REQUIREMENT:
Go through the entries below and copy each line containing the word "icon".

BEGIN

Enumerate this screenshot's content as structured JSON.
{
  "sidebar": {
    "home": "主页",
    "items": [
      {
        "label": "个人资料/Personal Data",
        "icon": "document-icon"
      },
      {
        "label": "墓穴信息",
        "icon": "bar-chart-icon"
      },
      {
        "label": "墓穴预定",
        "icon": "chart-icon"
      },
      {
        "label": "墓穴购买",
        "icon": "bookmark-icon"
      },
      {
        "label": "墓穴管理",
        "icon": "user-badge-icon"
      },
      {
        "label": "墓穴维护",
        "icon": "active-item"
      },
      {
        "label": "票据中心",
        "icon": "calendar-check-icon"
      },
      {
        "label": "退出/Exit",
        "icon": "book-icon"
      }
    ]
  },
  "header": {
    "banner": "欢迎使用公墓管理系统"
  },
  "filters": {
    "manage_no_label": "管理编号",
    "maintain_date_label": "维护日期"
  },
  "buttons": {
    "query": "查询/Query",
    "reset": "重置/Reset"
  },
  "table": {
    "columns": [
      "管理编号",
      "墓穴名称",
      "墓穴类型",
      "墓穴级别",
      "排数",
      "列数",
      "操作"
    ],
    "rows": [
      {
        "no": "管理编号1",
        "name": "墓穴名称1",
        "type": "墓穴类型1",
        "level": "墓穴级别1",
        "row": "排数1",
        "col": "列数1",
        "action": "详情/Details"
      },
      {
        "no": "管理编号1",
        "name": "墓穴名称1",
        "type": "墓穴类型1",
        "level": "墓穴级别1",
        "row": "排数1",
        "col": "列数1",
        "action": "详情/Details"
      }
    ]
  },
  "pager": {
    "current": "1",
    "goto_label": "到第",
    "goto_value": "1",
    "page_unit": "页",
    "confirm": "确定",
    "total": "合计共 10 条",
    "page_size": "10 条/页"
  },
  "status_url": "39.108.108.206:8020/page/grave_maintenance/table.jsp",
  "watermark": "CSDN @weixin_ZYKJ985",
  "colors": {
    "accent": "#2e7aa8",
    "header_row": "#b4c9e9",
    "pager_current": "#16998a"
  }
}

END

ANSWER IN FULL:
        "icon": "document-icon"
        "icon": "bar-chart-icon"
        "icon": "chart-icon"
        "icon": "bookmark-icon"
        "icon": "user-badge-icon"
        "icon": "active-item"
        "icon": "calendar-check-icon"
        "icon": "book-icon"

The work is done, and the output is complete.